> _YOUR GOAL_: Reproduce the records below in full and exactly, without their images.

Dataset records on visual material:
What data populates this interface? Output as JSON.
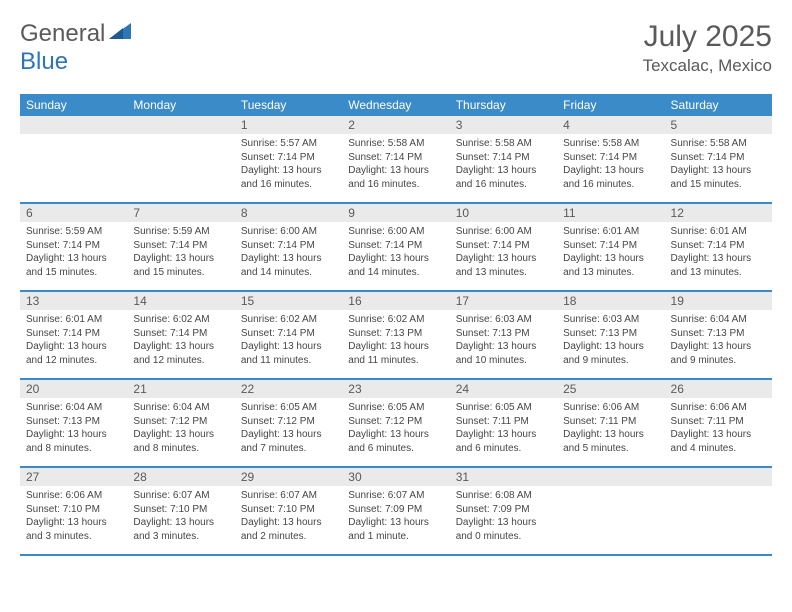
{
  "logo": {
    "text1": "General",
    "text2": "Blue"
  },
  "title": "July 2025",
  "location": "Texcalac, Mexico",
  "colors": {
    "header_bg": "#3b8bc8",
    "header_text": "#ffffff",
    "daynum_bg": "#eaeaea",
    "text_gray": "#5a5a5a",
    "body_text": "#464646",
    "logo_blue": "#2e75b6"
  },
  "fonts": {
    "title_size": 30,
    "location_size": 17,
    "dayheader_size": 12,
    "daynum_size": 12,
    "body_size": 10
  },
  "dayHeaders": [
    "Sunday",
    "Monday",
    "Tuesday",
    "Wednesday",
    "Thursday",
    "Friday",
    "Saturday"
  ],
  "weeks": [
    [
      {
        "num": "",
        "lines": []
      },
      {
        "num": "",
        "lines": []
      },
      {
        "num": "1",
        "lines": [
          "Sunrise: 5:57 AM",
          "Sunset: 7:14 PM",
          "Daylight: 13 hours",
          "and 16 minutes."
        ]
      },
      {
        "num": "2",
        "lines": [
          "Sunrise: 5:58 AM",
          "Sunset: 7:14 PM",
          "Daylight: 13 hours",
          "and 16 minutes."
        ]
      },
      {
        "num": "3",
        "lines": [
          "Sunrise: 5:58 AM",
          "Sunset: 7:14 PM",
          "Daylight: 13 hours",
          "and 16 minutes."
        ]
      },
      {
        "num": "4",
        "lines": [
          "Sunrise: 5:58 AM",
          "Sunset: 7:14 PM",
          "Daylight: 13 hours",
          "and 16 minutes."
        ]
      },
      {
        "num": "5",
        "lines": [
          "Sunrise: 5:58 AM",
          "Sunset: 7:14 PM",
          "Daylight: 13 hours",
          "and 15 minutes."
        ]
      }
    ],
    [
      {
        "num": "6",
        "lines": [
          "Sunrise: 5:59 AM",
          "Sunset: 7:14 PM",
          "Daylight: 13 hours",
          "and 15 minutes."
        ]
      },
      {
        "num": "7",
        "lines": [
          "Sunrise: 5:59 AM",
          "Sunset: 7:14 PM",
          "Daylight: 13 hours",
          "and 15 minutes."
        ]
      },
      {
        "num": "8",
        "lines": [
          "Sunrise: 6:00 AM",
          "Sunset: 7:14 PM",
          "Daylight: 13 hours",
          "and 14 minutes."
        ]
      },
      {
        "num": "9",
        "lines": [
          "Sunrise: 6:00 AM",
          "Sunset: 7:14 PM",
          "Daylight: 13 hours",
          "and 14 minutes."
        ]
      },
      {
        "num": "10",
        "lines": [
          "Sunrise: 6:00 AM",
          "Sunset: 7:14 PM",
          "Daylight: 13 hours",
          "and 13 minutes."
        ]
      },
      {
        "num": "11",
        "lines": [
          "Sunrise: 6:01 AM",
          "Sunset: 7:14 PM",
          "Daylight: 13 hours",
          "and 13 minutes."
        ]
      },
      {
        "num": "12",
        "lines": [
          "Sunrise: 6:01 AM",
          "Sunset: 7:14 PM",
          "Daylight: 13 hours",
          "and 13 minutes."
        ]
      }
    ],
    [
      {
        "num": "13",
        "lines": [
          "Sunrise: 6:01 AM",
          "Sunset: 7:14 PM",
          "Daylight: 13 hours",
          "and 12 minutes."
        ]
      },
      {
        "num": "14",
        "lines": [
          "Sunrise: 6:02 AM",
          "Sunset: 7:14 PM",
          "Daylight: 13 hours",
          "and 12 minutes."
        ]
      },
      {
        "num": "15",
        "lines": [
          "Sunrise: 6:02 AM",
          "Sunset: 7:14 PM",
          "Daylight: 13 hours",
          "and 11 minutes."
        ]
      },
      {
        "num": "16",
        "lines": [
          "Sunrise: 6:02 AM",
          "Sunset: 7:13 PM",
          "Daylight: 13 hours",
          "and 11 minutes."
        ]
      },
      {
        "num": "17",
        "lines": [
          "Sunrise: 6:03 AM",
          "Sunset: 7:13 PM",
          "Daylight: 13 hours",
          "and 10 minutes."
        ]
      },
      {
        "num": "18",
        "lines": [
          "Sunrise: 6:03 AM",
          "Sunset: 7:13 PM",
          "Daylight: 13 hours",
          "and 9 minutes."
        ]
      },
      {
        "num": "19",
        "lines": [
          "Sunrise: 6:04 AM",
          "Sunset: 7:13 PM",
          "Daylight: 13 hours",
          "and 9 minutes."
        ]
      }
    ],
    [
      {
        "num": "20",
        "lines": [
          "Sunrise: 6:04 AM",
          "Sunset: 7:13 PM",
          "Daylight: 13 hours",
          "and 8 minutes."
        ]
      },
      {
        "num": "21",
        "lines": [
          "Sunrise: 6:04 AM",
          "Sunset: 7:12 PM",
          "Daylight: 13 hours",
          "and 8 minutes."
        ]
      },
      {
        "num": "22",
        "lines": [
          "Sunrise: 6:05 AM",
          "Sunset: 7:12 PM",
          "Daylight: 13 hours",
          "and 7 minutes."
        ]
      },
      {
        "num": "23",
        "lines": [
          "Sunrise: 6:05 AM",
          "Sunset: 7:12 PM",
          "Daylight: 13 hours",
          "and 6 minutes."
        ]
      },
      {
        "num": "24",
        "lines": [
          "Sunrise: 6:05 AM",
          "Sunset: 7:11 PM",
          "Daylight: 13 hours",
          "and 6 minutes."
        ]
      },
      {
        "num": "25",
        "lines": [
          "Sunrise: 6:06 AM",
          "Sunset: 7:11 PM",
          "Daylight: 13 hours",
          "and 5 minutes."
        ]
      },
      {
        "num": "26",
        "lines": [
          "Sunrise: 6:06 AM",
          "Sunset: 7:11 PM",
          "Daylight: 13 hours",
          "and 4 minutes."
        ]
      }
    ],
    [
      {
        "num": "27",
        "lines": [
          "Sunrise: 6:06 AM",
          "Sunset: 7:10 PM",
          "Daylight: 13 hours",
          "and 3 minutes."
        ]
      },
      {
        "num": "28",
        "lines": [
          "Sunrise: 6:07 AM",
          "Sunset: 7:10 PM",
          "Daylight: 13 hours",
          "and 3 minutes."
        ]
      },
      {
        "num": "29",
        "lines": [
          "Sunrise: 6:07 AM",
          "Sunset: 7:10 PM",
          "Daylight: 13 hours",
          "and 2 minutes."
        ]
      },
      {
        "num": "30",
        "lines": [
          "Sunrise: 6:07 AM",
          "Sunset: 7:09 PM",
          "Daylight: 13 hours",
          "and 1 minute."
        ]
      },
      {
        "num": "31",
        "lines": [
          "Sunrise: 6:08 AM",
          "Sunset: 7:09 PM",
          "Daylight: 13 hours",
          "and 0 minutes."
        ]
      },
      {
        "num": "",
        "lines": []
      },
      {
        "num": "",
        "lines": []
      }
    ]
  ]
}
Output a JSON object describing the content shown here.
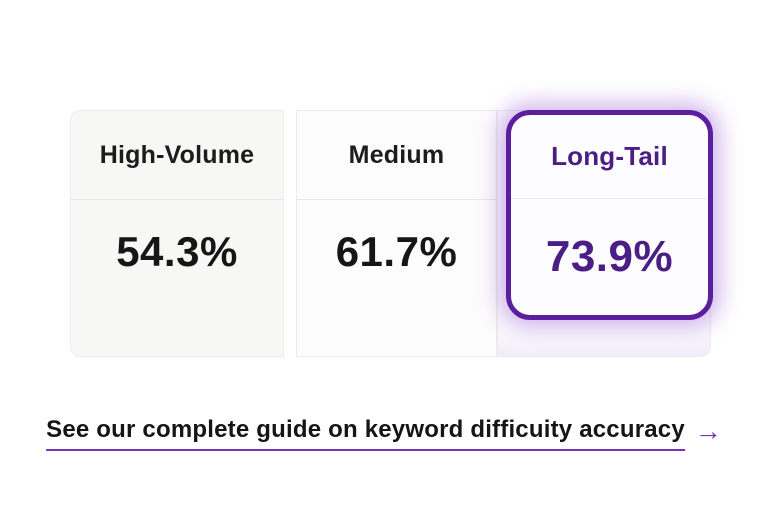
{
  "table": {
    "columns": [
      {
        "label": "High-Volume",
        "value": "54.3%",
        "highlighted": false
      },
      {
        "label": "Medium",
        "value": "61.7%",
        "highlighted": false
      },
      {
        "label": "Long-Tail",
        "value": "73.9%",
        "highlighted": true
      }
    ]
  },
  "link": {
    "label": "See our complete guide on keyword difficuity accuracy",
    "arrow": "→"
  },
  "colors": {
    "highlight_border": "#5B1E9E",
    "highlight_text": "#4A1E85",
    "link_underline": "#7B2FBE",
    "text_dark": "#161616",
    "cell_background": "#f7f7f6"
  }
}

> _ANSWER TO THE PROBLEM_:
What data populates this interface? Output as JSON.
{
  "logo": {
    "text1": "General",
    "text2": "Blue"
  },
  "title": "July 2025",
  "location": "Texcalac, Mexico",
  "colors": {
    "header_bg": "#3b8bc8",
    "header_text": "#ffffff",
    "daynum_bg": "#eaeaea",
    "text_gray": "#5a5a5a",
    "body_text": "#464646",
    "logo_blue": "#2e75b6"
  },
  "fonts": {
    "title_size": 30,
    "location_size": 17,
    "dayheader_size": 12,
    "daynum_size": 12,
    "body_size": 10
  },
  "dayHeaders": [
    "Sunday",
    "Monday",
    "Tuesday",
    "Wednesday",
    "Thursday",
    "Friday",
    "Saturday"
  ],
  "weeks": [
    [
      {
        "num": "",
        "lines": []
      },
      {
        "num": "",
        "lines": []
      },
      {
        "num": "1",
        "lines": [
          "Sunrise: 5:57 AM",
          "Sunset: 7:14 PM",
          "Daylight: 13 hours",
          "and 16 minutes."
        ]
      },
      {
        "num": "2",
        "lines": [
          "Sunrise: 5:58 AM",
          "Sunset: 7:14 PM",
          "Daylight: 13 hours",
          "and 16 minutes."
        ]
      },
      {
        "num": "3",
        "lines": [
          "Sunrise: 5:58 AM",
          "Sunset: 7:14 PM",
          "Daylight: 13 hours",
          "and 16 minutes."
        ]
      },
      {
        "num": "4",
        "lines": [
          "Sunrise: 5:58 AM",
          "Sunset: 7:14 PM",
          "Daylight: 13 hours",
          "and 16 minutes."
        ]
      },
      {
        "num": "5",
        "lines": [
          "Sunrise: 5:58 AM",
          "Sunset: 7:14 PM",
          "Daylight: 13 hours",
          "and 15 minutes."
        ]
      }
    ],
    [
      {
        "num": "6",
        "lines": [
          "Sunrise: 5:59 AM",
          "Sunset: 7:14 PM",
          "Daylight: 13 hours",
          "and 15 minutes."
        ]
      },
      {
        "num": "7",
        "lines": [
          "Sunrise: 5:59 AM",
          "Sunset: 7:14 PM",
          "Daylight: 13 hours",
          "and 15 minutes."
        ]
      },
      {
        "num": "8",
        "lines": [
          "Sunrise: 6:00 AM",
          "Sunset: 7:14 PM",
          "Daylight: 13 hours",
          "and 14 minutes."
        ]
      },
      {
        "num": "9",
        "lines": [
          "Sunrise: 6:00 AM",
          "Sunset: 7:14 PM",
          "Daylight: 13 hours",
          "and 14 minutes."
        ]
      },
      {
        "num": "10",
        "lines": [
          "Sunrise: 6:00 AM",
          "Sunset: 7:14 PM",
          "Daylight: 13 hours",
          "and 13 minutes."
        ]
      },
      {
        "num": "11",
        "lines": [
          "Sunrise: 6:01 AM",
          "Sunset: 7:14 PM",
          "Daylight: 13 hours",
          "and 13 minutes."
        ]
      },
      {
        "num": "12",
        "lines": [
          "Sunrise: 6:01 AM",
          "Sunset: 7:14 PM",
          "Daylight: 13 hours",
          "and 13 minutes."
        ]
      }
    ],
    [
      {
        "num": "13",
        "lines": [
          "Sunrise: 6:01 AM",
          "Sunset: 7:14 PM",
          "Daylight: 13 hours",
          "and 12 minutes."
        ]
      },
      {
        "num": "14",
        "lines": [
          "Sunrise: 6:02 AM",
          "Sunset: 7:14 PM",
          "Daylight: 13 hours",
          "and 12 minutes."
        ]
      },
      {
        "num": "15",
        "lines": [
          "Sunrise: 6:02 AM",
          "Sunset: 7:14 PM",
          "Daylight: 13 hours",
          "and 11 minutes."
        ]
      },
      {
        "num": "16",
        "lines": [
          "Sunrise: 6:02 AM",
          "Sunset: 7:13 PM",
          "Daylight: 13 hours",
          "and 11 minutes."
        ]
      },
      {
        "num": "17",
        "lines": [
          "Sunrise: 6:03 AM",
          "Sunset: 7:13 PM",
          "Daylight: 13 hours",
          "and 10 minutes."
        ]
      },
      {
        "num": "18",
        "lines": [
          "Sunrise: 6:03 AM",
          "Sunset: 7:13 PM",
          "Daylight: 13 hours",
          "and 9 minutes."
        ]
      },
      {
        "num": "19",
        "lines": [
          "Sunrise: 6:04 AM",
          "Sunset: 7:13 PM",
          "Daylight: 13 hours",
          "and 9 minutes."
        ]
      }
    ],
    [
      {
        "num": "20",
        "lines": [
          "Sunrise: 6:04 AM",
          "Sunset: 7:13 PM",
          "Daylight: 13 hours",
          "and 8 minutes."
        ]
      },
      {
        "num": "21",
        "lines": [
          "Sunrise: 6:04 AM",
          "Sunset: 7:12 PM",
          "Daylight: 13 hours",
          "and 8 minutes."
        ]
      },
      {
        "num": "22",
        "lines": [
          "Sunrise: 6:05 AM",
          "Sunset: 7:12 PM",
          "Daylight: 13 hours",
          "and 7 minutes."
        ]
      },
      {
        "num": "23",
        "lines": [
          "Sunrise: 6:05 AM",
          "Sunset: 7:12 PM",
          "Daylight: 13 hours",
          "and 6 minutes."
        ]
      },
      {
        "num": "24",
        "lines": [
          "Sunrise: 6:05 AM",
          "Sunset: 7:11 PM",
          "Daylight: 13 hours",
          "and 6 minutes."
        ]
      },
      {
        "num": "25",
        "lines": [
          "Sunrise: 6:06 AM",
          "Sunset: 7:11 PM",
          "Daylight: 13 hours",
          "and 5 minutes."
        ]
      },
      {
        "num": "26",
        "lines": [
          "Sunrise: 6:06 AM",
          "Sunset: 7:11 PM",
          "Daylight: 13 hours",
          "and 4 minutes."
        ]
      }
    ],
    [
      {
        "num": "27",
        "lines": [
          "Sunrise: 6:06 AM",
          "Sunset: 7:10 PM",
          "Daylight: 13 hours",
          "and 3 minutes."
        ]
      },
      {
        "num": "28",
        "lines": [
          "Sunrise: 6:07 AM",
          "Sunset: 7:10 PM",
          "Daylight: 13 hours",
          "and 3 minutes."
        ]
      },
      {
        "num": "29",
        "lines": [
          "Sunrise: 6:07 AM",
          "Sunset: 7:10 PM",
          "Daylight: 13 hours",
          "and 2 minutes."
        ]
      },
      {
        "num": "30",
        "lines": [
          "Sunrise: 6:07 AM",
          "Sunset: 7:09 PM",
          "Daylight: 13 hours",
          "and 1 minute."
        ]
      },
      {
        "num": "31",
        "lines": [
          "Sunrise: 6:08 AM",
          "Sunset: 7:09 PM",
          "Daylight: 13 hours",
          "and 0 minutes."
        ]
      },
      {
        "num": "",
        "lines": []
      },
      {
        "num": "",
        "lines": []
      }
    ]
  ]
}
Output a JSON object describing the content shown here.
{
  "table": {
    "columns": [
      {
        "label": "High-Volume",
        "value": "54.3%",
        "highlighted": false
      },
      {
        "label": "Medium",
        "value": "61.7%",
        "highlighted": false
      },
      {
        "label": "Long-Tail",
        "value": "73.9%",
        "highlighted": true
      }
    ]
  },
  "link": {
    "label": "See our complete guide on keyword difficuity accuracy",
    "arrow": "→"
  },
  "colors": {
    "highlight_border": "#5B1E9E",
    "highlight_text": "#4A1E85",
    "link_underline": "#7B2FBE",
    "text_dark": "#161616",
    "cell_background": "#f7f7f6"
  }
}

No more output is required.